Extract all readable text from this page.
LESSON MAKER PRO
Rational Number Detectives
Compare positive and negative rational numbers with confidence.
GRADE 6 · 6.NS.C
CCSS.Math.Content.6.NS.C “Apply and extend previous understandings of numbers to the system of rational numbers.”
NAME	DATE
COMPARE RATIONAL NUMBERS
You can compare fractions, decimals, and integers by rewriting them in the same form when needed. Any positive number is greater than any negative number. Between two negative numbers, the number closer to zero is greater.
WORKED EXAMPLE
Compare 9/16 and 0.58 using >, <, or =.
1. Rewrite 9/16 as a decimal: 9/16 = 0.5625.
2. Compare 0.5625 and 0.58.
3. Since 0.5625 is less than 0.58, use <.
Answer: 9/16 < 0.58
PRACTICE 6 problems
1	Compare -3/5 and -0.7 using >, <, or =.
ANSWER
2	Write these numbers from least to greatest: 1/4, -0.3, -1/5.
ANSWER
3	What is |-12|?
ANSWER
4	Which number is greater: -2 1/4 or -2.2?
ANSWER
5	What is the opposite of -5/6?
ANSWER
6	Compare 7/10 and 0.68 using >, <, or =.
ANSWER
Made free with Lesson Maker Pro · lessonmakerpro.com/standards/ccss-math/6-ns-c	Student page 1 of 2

### The exercise
Copy every record above exactly as it appears.

### Written answer
Extract all readable text from this page.
LESSON MAKER PRO
Rational Number Detectives
Compare positive and negative rational numbers with confidence.
GRADE 6 · 6.NS.C
CCSS.Math.Content.6.NS.C “Apply and extend previous understandings of numbers to the system of rational numbers.”
NAME	DATE
COMPARE RATIONAL NUMBERS
You can compare fractions, decimals, and integers by rewriting them in the same form when needed. Any positive number is greater than any negative number. Between two negative numbers, the number closer to zero is greater.
WORKED EXAMPLE
Compare 9/16 and 0.58 using >, <, or =.
1. Rewrite 9/16 as a decimal: 9/16 = 0.5625.
2. Compare 0.5625 and 0.58.
3. Since 0.5625 is less than 0.58, use <.
Answer: 9/16 < 0.58
PRACTICE 6 problems
1	Compare -3/5 and -0.7 using >, <, or =.
ANSWER
2	Write these numbers from least to greatest: 1/4, -0.3, -1/5.
ANSWER
3	What is |-12|?
ANSWER
4	Which number is greater: -2 1/4 or -2.2?
ANSWER
5	What is the opposite of -5/6?
ANSWER
6	Compare 7/10 and 0.68 using >, <, or =.
ANSWER
Made free with Lesson Maker Pro · lessonmakerpro.com/standards/ccss-math/6-ns-c	Student page 1 of 2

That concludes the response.